> [WRITTEN INSTRUCTION] Look through the lines and report how many include the word "Median", giving nothing but the number.

> [INPUT RECORDS]
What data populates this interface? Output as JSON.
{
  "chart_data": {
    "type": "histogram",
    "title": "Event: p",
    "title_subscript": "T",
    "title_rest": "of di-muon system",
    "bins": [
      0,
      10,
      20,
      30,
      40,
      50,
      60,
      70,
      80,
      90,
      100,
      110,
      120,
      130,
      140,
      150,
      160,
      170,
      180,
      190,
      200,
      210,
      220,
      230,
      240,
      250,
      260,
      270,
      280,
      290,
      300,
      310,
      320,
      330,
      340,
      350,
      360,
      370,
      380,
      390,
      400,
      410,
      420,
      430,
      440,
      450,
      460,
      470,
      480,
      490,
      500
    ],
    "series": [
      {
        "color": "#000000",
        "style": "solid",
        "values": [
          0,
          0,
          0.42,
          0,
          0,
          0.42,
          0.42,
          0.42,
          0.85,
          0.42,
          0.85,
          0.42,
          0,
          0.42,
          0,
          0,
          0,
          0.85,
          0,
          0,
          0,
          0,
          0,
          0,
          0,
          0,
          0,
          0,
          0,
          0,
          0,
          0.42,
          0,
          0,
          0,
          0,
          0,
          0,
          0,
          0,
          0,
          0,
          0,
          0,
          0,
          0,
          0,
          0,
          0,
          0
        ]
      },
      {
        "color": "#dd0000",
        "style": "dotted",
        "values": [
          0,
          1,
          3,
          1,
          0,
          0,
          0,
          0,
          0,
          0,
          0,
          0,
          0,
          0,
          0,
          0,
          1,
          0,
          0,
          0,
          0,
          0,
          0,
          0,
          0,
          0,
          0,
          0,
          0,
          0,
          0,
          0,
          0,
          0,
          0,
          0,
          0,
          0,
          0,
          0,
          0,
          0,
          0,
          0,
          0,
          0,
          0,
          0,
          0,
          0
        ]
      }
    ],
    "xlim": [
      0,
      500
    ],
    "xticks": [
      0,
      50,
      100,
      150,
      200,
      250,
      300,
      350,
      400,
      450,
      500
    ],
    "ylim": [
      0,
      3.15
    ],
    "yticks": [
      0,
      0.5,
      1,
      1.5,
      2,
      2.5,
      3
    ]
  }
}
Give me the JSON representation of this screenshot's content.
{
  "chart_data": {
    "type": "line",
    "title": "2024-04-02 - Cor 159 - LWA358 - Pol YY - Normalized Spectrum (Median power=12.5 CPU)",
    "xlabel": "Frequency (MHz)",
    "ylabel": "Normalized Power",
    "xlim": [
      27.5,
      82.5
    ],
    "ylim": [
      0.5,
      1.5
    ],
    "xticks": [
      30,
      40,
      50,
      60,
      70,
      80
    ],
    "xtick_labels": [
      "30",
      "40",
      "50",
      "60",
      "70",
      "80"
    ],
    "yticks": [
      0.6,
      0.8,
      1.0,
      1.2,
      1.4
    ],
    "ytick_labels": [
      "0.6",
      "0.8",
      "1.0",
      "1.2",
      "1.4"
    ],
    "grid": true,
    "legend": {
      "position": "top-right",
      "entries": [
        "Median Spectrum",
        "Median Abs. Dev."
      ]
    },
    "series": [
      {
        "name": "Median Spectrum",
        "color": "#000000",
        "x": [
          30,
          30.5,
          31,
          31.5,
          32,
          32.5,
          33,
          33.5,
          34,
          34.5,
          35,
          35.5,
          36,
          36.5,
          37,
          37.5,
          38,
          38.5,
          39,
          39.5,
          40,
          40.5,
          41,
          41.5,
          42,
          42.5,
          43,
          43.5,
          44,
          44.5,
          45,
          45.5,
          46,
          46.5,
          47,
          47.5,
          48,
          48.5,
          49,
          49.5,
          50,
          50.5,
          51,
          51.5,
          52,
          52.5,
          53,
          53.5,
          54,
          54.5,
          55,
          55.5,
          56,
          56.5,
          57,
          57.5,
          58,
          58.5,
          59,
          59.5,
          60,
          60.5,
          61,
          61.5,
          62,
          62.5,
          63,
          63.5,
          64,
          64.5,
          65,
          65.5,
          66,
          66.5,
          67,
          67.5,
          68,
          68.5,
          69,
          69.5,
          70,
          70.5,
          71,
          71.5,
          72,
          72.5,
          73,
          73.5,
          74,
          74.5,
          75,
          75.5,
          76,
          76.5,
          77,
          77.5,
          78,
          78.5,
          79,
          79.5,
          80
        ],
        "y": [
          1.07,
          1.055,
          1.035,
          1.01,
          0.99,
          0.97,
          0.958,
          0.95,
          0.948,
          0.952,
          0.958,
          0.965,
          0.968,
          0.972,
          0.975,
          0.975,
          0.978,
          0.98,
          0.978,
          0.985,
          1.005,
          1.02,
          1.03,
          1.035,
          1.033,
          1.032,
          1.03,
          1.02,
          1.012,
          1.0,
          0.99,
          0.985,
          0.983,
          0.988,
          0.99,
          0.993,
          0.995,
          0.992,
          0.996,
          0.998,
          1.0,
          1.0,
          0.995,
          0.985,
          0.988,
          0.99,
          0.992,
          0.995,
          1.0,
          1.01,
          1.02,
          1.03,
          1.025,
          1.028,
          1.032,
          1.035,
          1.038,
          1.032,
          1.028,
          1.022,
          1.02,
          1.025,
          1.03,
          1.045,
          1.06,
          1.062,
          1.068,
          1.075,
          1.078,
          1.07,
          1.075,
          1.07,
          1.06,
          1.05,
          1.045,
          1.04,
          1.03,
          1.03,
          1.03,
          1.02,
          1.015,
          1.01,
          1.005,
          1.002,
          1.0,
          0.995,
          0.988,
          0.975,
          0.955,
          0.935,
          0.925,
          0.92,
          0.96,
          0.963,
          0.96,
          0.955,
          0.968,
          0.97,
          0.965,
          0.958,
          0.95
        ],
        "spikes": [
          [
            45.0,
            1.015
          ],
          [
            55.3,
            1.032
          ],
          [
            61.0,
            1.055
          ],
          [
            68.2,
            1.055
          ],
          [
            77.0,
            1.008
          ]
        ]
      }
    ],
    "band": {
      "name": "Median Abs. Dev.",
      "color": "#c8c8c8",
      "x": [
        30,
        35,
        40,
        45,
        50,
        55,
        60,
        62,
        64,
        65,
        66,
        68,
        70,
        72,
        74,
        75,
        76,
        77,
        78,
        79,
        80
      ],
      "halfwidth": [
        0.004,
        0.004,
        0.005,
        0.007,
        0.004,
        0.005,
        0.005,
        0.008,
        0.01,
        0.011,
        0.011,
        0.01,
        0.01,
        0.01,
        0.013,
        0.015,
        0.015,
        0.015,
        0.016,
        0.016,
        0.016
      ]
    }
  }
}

> [SOLUTION TO THE EXERCISE] 5